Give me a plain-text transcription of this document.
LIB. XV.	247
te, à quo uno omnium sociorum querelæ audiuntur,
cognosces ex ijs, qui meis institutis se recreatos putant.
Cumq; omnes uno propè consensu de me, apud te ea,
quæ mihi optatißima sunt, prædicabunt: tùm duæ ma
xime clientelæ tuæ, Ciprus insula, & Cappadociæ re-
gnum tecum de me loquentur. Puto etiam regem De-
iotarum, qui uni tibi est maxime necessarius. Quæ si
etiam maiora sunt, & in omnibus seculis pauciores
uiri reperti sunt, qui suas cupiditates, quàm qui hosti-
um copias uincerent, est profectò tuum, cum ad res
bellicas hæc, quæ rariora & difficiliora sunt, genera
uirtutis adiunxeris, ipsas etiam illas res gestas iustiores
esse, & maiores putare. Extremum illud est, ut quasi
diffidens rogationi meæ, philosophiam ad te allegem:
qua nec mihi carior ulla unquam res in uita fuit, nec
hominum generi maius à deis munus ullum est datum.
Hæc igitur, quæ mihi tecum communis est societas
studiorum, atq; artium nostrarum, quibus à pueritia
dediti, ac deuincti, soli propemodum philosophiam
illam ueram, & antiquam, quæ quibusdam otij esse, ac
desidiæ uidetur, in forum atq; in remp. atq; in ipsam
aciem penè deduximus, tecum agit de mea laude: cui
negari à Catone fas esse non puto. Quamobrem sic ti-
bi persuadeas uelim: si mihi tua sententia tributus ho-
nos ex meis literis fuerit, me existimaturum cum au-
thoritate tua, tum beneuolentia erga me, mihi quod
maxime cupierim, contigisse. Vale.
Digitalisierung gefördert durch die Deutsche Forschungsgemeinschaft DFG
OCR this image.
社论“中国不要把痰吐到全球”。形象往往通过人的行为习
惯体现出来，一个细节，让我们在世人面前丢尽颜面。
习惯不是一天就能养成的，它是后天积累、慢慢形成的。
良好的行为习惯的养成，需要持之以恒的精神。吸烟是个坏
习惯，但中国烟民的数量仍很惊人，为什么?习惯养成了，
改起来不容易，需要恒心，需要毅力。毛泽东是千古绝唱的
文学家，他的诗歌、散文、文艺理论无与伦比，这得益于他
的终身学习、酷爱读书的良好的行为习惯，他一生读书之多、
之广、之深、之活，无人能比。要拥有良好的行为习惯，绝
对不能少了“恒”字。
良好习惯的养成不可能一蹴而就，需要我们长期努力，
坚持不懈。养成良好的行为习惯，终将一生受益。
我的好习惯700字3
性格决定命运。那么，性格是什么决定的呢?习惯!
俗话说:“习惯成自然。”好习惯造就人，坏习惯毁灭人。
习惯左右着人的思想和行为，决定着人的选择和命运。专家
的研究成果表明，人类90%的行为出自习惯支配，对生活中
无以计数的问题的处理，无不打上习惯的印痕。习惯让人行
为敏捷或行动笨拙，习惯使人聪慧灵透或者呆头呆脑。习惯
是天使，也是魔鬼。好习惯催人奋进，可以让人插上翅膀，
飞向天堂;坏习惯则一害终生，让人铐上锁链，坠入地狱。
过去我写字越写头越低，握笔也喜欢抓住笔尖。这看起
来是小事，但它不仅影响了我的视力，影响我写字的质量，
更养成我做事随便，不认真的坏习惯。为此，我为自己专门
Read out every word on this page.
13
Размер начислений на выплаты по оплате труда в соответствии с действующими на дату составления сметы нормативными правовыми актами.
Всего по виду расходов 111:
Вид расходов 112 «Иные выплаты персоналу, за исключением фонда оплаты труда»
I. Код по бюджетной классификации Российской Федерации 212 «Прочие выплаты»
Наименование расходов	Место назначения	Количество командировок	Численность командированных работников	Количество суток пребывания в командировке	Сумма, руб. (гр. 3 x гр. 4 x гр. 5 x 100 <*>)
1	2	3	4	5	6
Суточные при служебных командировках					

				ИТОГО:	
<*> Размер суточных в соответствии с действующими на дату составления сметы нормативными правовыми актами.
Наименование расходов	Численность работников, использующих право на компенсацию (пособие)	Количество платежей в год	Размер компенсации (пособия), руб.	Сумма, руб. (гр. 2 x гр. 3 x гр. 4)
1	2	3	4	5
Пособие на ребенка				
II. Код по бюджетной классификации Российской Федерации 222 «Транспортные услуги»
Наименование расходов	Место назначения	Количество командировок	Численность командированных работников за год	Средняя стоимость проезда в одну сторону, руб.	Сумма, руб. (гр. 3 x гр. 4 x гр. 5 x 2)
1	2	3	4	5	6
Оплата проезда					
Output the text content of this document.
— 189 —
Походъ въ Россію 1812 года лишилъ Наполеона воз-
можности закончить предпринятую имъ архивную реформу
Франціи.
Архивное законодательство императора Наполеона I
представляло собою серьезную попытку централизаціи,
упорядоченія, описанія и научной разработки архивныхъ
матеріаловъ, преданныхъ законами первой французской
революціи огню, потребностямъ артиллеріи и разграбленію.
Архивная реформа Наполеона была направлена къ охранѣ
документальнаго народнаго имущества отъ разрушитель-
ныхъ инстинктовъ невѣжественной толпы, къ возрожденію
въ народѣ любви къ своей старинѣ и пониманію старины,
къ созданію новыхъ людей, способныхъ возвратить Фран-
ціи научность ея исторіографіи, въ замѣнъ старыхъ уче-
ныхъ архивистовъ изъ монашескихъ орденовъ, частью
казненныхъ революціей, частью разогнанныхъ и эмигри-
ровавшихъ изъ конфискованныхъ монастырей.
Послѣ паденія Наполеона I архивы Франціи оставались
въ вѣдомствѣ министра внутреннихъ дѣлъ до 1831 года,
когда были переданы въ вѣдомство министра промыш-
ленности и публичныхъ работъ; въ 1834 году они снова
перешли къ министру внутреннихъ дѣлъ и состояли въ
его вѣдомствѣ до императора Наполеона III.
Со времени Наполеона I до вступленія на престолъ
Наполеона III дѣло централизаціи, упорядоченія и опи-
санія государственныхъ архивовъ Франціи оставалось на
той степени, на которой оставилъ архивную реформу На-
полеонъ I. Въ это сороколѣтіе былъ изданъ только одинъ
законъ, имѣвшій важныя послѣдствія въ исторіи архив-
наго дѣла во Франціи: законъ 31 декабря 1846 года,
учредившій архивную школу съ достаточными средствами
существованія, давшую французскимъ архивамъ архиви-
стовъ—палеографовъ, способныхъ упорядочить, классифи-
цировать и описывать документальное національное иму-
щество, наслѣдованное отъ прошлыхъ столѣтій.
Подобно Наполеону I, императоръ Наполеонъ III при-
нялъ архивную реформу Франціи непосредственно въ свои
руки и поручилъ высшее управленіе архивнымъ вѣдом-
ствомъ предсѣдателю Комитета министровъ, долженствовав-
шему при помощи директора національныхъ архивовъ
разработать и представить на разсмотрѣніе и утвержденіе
* * * * * * * * *
### What you should do
All lines in the data that contain the word "esse" should be copied.

### Output below
esse, & maiores putare. Extremum illud est, ut quasi
illam ueram, & antiquam, quæ quibusdam otij esse, ac
negari à Catone fas esse non puto. Quamobrem sic ti-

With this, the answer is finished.